--- start of Material shown ---

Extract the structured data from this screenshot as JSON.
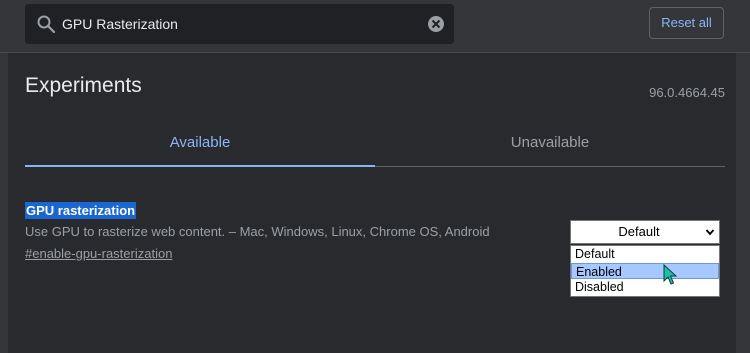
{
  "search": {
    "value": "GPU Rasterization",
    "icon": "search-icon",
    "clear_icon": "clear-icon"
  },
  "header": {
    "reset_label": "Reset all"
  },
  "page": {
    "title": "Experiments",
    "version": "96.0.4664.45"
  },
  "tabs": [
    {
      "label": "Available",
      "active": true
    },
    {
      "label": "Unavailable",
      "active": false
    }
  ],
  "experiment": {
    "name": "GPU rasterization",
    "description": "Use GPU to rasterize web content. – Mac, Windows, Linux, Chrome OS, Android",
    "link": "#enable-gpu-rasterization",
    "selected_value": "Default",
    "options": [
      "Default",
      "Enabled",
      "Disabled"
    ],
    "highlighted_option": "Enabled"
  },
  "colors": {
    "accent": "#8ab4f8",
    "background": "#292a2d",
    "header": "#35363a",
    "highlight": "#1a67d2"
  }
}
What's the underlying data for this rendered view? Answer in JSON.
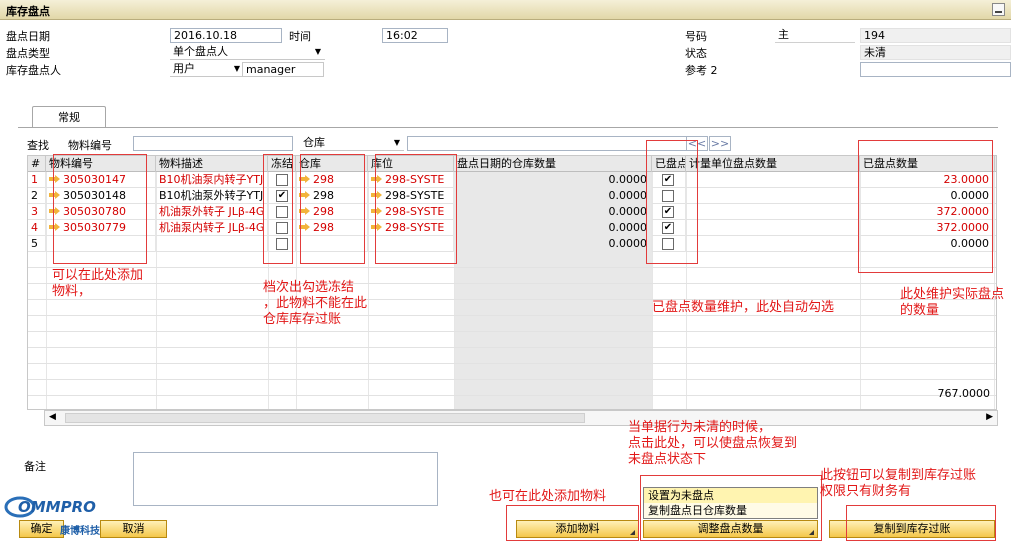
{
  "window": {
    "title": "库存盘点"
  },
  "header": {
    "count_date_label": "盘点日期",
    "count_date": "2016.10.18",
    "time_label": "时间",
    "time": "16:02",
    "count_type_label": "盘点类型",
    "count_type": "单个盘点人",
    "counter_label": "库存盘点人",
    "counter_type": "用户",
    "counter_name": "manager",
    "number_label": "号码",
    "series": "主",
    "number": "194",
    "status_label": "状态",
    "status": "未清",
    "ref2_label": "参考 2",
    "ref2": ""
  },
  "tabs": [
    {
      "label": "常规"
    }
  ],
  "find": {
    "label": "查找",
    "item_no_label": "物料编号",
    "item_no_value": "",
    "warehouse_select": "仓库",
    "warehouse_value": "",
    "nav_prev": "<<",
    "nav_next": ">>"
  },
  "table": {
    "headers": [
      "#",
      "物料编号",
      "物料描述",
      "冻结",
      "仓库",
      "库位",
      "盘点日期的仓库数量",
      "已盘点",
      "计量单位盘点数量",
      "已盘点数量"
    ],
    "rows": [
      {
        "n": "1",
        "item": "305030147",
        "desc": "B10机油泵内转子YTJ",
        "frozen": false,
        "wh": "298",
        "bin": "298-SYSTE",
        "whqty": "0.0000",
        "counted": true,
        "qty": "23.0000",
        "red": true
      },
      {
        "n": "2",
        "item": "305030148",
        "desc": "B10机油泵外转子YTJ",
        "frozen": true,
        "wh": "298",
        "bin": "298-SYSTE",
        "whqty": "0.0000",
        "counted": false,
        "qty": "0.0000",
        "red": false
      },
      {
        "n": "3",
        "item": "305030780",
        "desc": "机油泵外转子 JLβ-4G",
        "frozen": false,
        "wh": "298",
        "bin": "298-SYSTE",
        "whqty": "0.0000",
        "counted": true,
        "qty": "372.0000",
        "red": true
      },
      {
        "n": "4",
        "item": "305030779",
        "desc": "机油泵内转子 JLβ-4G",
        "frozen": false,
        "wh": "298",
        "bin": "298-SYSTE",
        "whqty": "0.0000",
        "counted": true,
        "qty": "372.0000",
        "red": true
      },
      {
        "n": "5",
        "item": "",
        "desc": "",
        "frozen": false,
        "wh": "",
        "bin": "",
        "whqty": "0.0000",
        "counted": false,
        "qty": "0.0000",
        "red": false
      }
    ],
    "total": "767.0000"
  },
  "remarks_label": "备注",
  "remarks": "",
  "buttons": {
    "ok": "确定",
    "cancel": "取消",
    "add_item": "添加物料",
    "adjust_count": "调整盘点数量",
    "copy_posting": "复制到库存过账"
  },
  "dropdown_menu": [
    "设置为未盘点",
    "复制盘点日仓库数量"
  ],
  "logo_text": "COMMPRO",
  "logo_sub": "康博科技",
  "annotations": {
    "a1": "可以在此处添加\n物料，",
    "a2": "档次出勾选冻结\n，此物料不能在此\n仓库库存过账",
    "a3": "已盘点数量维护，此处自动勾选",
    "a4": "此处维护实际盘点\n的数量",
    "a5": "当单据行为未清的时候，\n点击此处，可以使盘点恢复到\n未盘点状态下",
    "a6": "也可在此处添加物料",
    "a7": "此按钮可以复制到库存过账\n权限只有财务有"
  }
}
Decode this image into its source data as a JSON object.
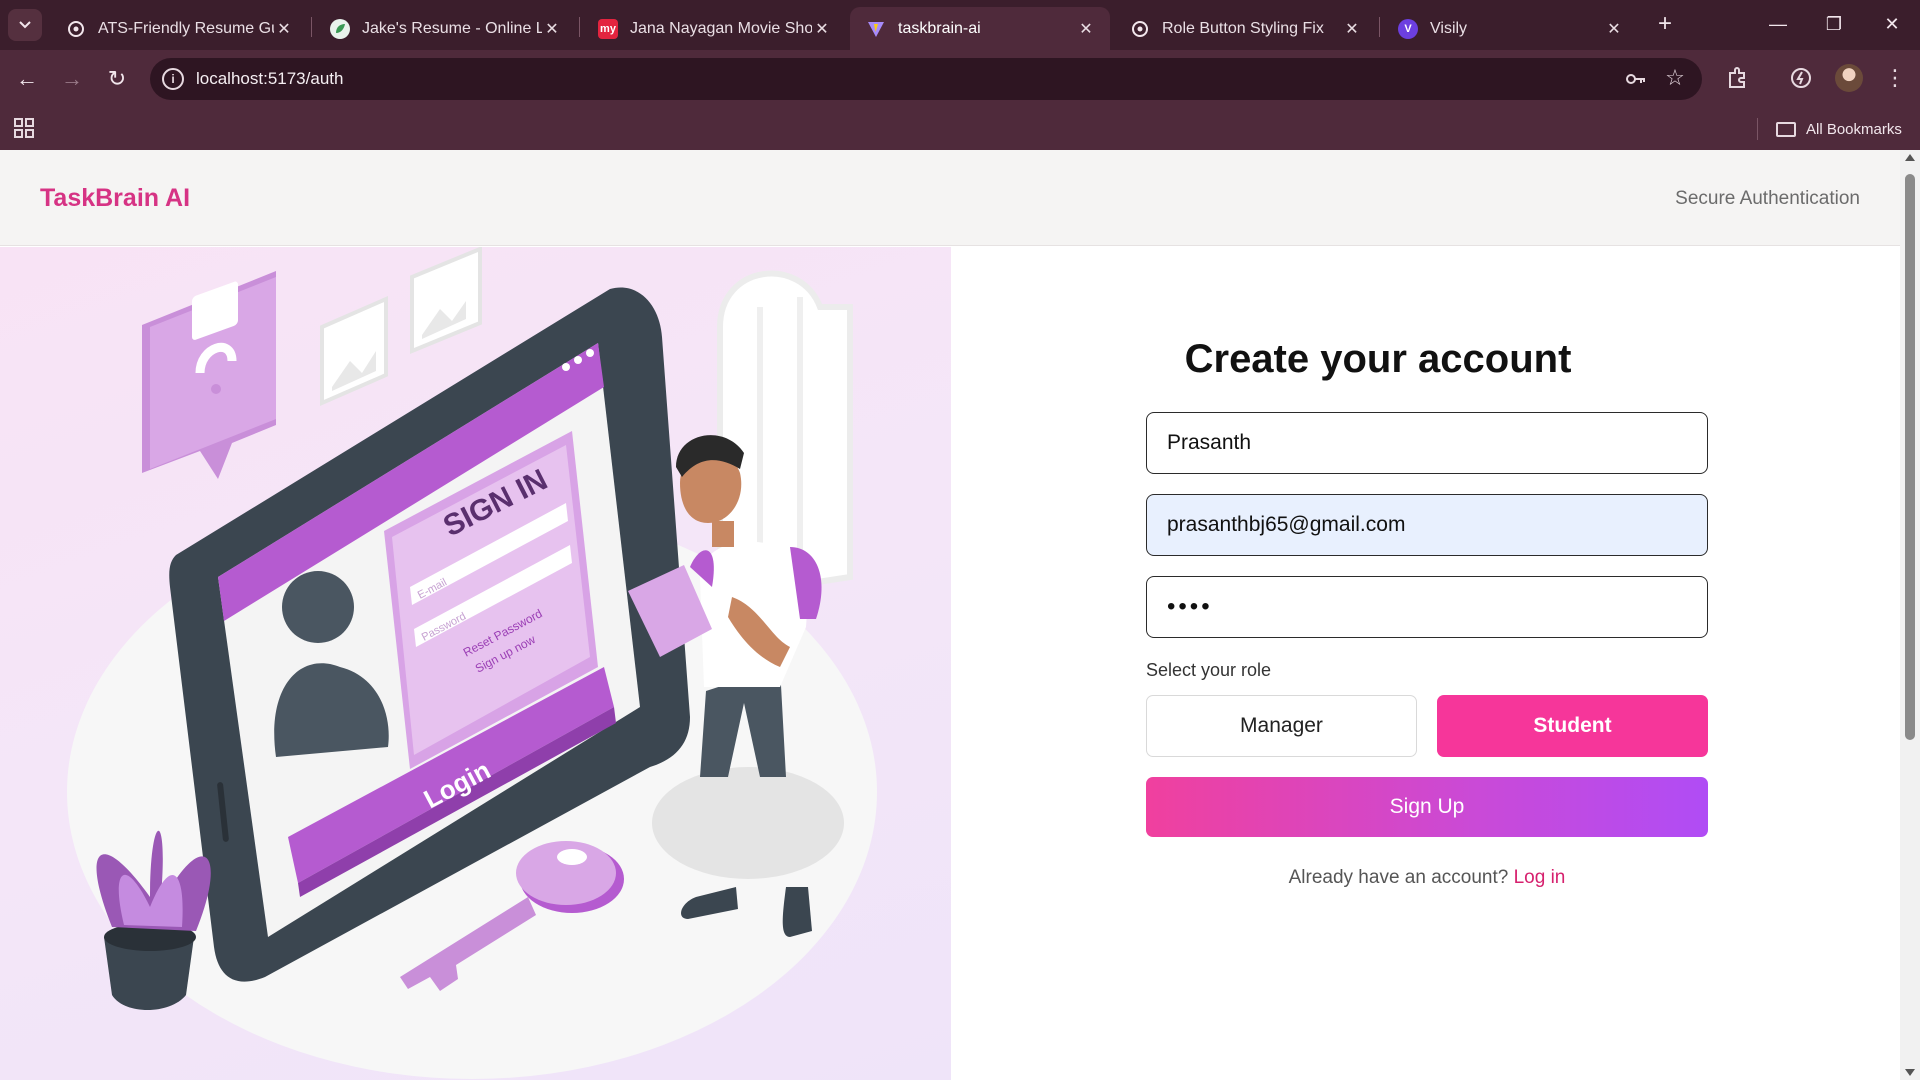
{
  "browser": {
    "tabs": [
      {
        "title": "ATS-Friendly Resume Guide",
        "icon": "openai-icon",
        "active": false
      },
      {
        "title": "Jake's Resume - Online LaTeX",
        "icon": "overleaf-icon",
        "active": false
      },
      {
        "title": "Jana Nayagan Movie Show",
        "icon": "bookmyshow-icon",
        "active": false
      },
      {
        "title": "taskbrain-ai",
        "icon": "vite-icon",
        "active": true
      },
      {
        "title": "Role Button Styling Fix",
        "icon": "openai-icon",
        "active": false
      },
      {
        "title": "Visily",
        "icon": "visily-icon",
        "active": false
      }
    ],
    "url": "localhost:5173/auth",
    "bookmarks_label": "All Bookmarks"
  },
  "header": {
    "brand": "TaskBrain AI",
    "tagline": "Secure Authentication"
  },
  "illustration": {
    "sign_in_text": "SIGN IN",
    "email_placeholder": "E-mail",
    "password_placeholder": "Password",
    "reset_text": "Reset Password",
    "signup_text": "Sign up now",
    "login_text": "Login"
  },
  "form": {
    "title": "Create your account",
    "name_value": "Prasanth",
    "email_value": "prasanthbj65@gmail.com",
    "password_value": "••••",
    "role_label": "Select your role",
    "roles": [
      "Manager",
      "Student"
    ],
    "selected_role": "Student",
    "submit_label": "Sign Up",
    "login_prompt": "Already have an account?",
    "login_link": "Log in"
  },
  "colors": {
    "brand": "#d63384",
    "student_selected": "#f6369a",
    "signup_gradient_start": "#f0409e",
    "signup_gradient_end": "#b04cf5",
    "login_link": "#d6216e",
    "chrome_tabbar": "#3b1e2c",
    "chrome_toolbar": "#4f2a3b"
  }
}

--- end of Material shown ---

### Aim
With the pictures omitted, reproduce the records in full and exactly.

### Answer to this problem
Extract the structured data from this screenshot as JSON.
{
  "search": {
    "value": "GPU Rasterization",
    "icon": "search-icon",
    "clear_icon": "clear-icon"
  },
  "header": {
    "reset_label": "Reset all"
  },
  "page": {
    "title": "Experiments",
    "version": "96.0.4664.45"
  },
  "tabs": [
    {
      "label": "Available",
      "active": true
    },
    {
      "label": "Unavailable",
      "active": false
    }
  ],
  "experiment": {
    "name": "GPU rasterization",
    "description": "Use GPU to rasterize web content. – Mac, Windows, Linux, Chrome OS, Android",
    "link": "#enable-gpu-rasterization",
    "selected_value": "Default",
    "options": [
      "Default",
      "Enabled",
      "Disabled"
    ],
    "highlighted_option": "Enabled"
  },
  "colors": {
    "accent": "#8ab4f8",
    "background": "#292a2d",
    "header": "#35363a",
    "highlight": "#1a67d2"
  }
}
What's the underlying data for this rendered view? Answer in JSON.
{
  "window": {
    "title": "库存盘点"
  },
  "header": {
    "count_date_label": "盘点日期",
    "count_date": "2016.10.18",
    "time_label": "时间",
    "time": "16:02",
    "count_type_label": "盘点类型",
    "count_type": "单个盘点人",
    "counter_label": "库存盘点人",
    "counter_type": "用户",
    "counter_name": "manager",
    "number_label": "号码",
    "series": "主",
    "number": "194",
    "status_label": "状态",
    "status": "未清",
    "ref2_label": "参考 2",
    "ref2": ""
  },
  "tabs": [
    {
      "label": "常规"
    }
  ],
  "find": {
    "label": "查找",
    "item_no_label": "物料编号",
    "item_no_value": "",
    "warehouse_select": "仓库",
    "warehouse_value": "",
    "nav_prev": "<<",
    "nav_next": ">>"
  },
  "table": {
    "headers": [
      "#",
      "物料编号",
      "物料描述",
      "冻结",
      "仓库",
      "库位",
      "盘点日期的仓库数量",
      "已盘点",
      "计量单位盘点数量",
      "已盘点数量"
    ],
    "rows": [
      {
        "n": "1",
        "item": "305030147",
        "desc": "B10机油泵内转子YTJ",
        "frozen": false,
        "wh": "298",
        "bin": "298-SYSTE",
        "whqty": "0.0000",
        "counted": true,
        "qty": "23.0000",
        "red": true
      },
      {
        "n": "2",
        "item": "305030148",
        "desc": "B10机油泵外转子YTJ",
        "frozen": true,
        "wh": "298",
        "bin": "298-SYSTE",
        "whqty": "0.0000",
        "counted": false,
        "qty": "0.0000",
        "red": false
      },
      {
        "n": "3",
        "item": "305030780",
        "desc": "机油泵外转子 JLβ-4G",
        "frozen": false,
        "wh": "298",
        "bin": "298-SYSTE",
        "whqty": "0.0000",
        "counted": true,
        "qty": "372.0000",
        "red": true
      },
      {
        "n": "4",
        "item": "305030779",
        "desc": "机油泵内转子 JLβ-4G",
        "frozen": false,
        "wh": "298",
        "bin": "298-SYSTE",
        "whqty": "0.0000",
        "counted": true,
        "qty": "372.0000",
        "red": true
      },
      {
        "n": "5",
        "item": "",
        "desc": "",
        "frozen": false,
        "wh": "",
        "bin": "",
        "whqty": "0.0000",
        "counted": false,
        "qty": "0.0000",
        "red": false
      }
    ],
    "total": "767.0000"
  },
  "remarks_label": "备注",
  "remarks": "",
  "buttons": {
    "ok": "确定",
    "cancel": "取消",
    "add_item": "添加物料",
    "adjust_count": "调整盘点数量",
    "copy_posting": "复制到库存过账"
  },
  "dropdown_menu": [
    "设置为未盘点",
    "复制盘点日仓库数量"
  ],
  "logo_text": "COMMPRO",
  "logo_sub": "康博科技",
  "annotations": {
    "a1": "可以在此处添加\n物料，",
    "a2": "档次出勾选冻结\n，此物料不能在此\n仓库库存过账",
    "a3": "已盘点数量维护，此处自动勾选",
    "a4": "此处维护实际盘点\n的数量",
    "a5": "当单据行为未清的时候，\n点击此处，可以使盘点恢复到\n未盘点状态下",
    "a6": "也可在此处添加物料",
    "a7": "此按钮可以复制到库存过账\n权限只有财务有"
  }
}
Decode this image into its source data as a JSON object.
{
  "browser": {
    "tabs": [
      {
        "title": "ATS-Friendly Resume Guide",
        "icon": "openai-icon",
        "active": false
      },
      {
        "title": "Jake's Resume - Online LaTeX",
        "icon": "overleaf-icon",
        "active": false
      },
      {
        "title": "Jana Nayagan Movie Show",
        "icon": "bookmyshow-icon",
        "active": false
      },
      {
        "title": "taskbrain-ai",
        "icon": "vite-icon",
        "active": true
      },
      {
        "title": "Role Button Styling Fix",
        "icon": "openai-icon",
        "active": false
      },
      {
        "title": "Visily",
        "icon": "visily-icon",
        "active": false
      }
    ],
    "url": "localhost:5173/auth",
    "bookmarks_label": "All Bookmarks"
  },
  "header": {
    "brand": "TaskBrain AI",
    "tagline": "Secure Authentication"
  },
  "illustration": {
    "sign_in_text": "SIGN IN",
    "email_placeholder": "E-mail",
    "password_placeholder": "Password",
    "reset_text": "Reset Password",
    "signup_text": "Sign up now",
    "login_text": "Login"
  },
  "form": {
    "title": "Create your account",
    "name_value": "Prasanth",
    "email_value": "prasanthbj65@gmail.com",
    "password_value": "••••",
    "role_label": "Select your role",
    "roles": [
      "Manager",
      "Student"
    ],
    "selected_role": "Student",
    "submit_label": "Sign Up",
    "login_prompt": "Already have an account?",
    "login_link": "Log in"
  },
  "colors": {
    "brand": "#d63384",
    "student_selected": "#f6369a",
    "signup_gradient_start": "#f0409e",
    "signup_gradient_end": "#b04cf5",
    "login_link": "#d6216e",
    "chrome_tabbar": "#3b1e2c",
    "chrome_toolbar": "#4f2a3b"
  }
}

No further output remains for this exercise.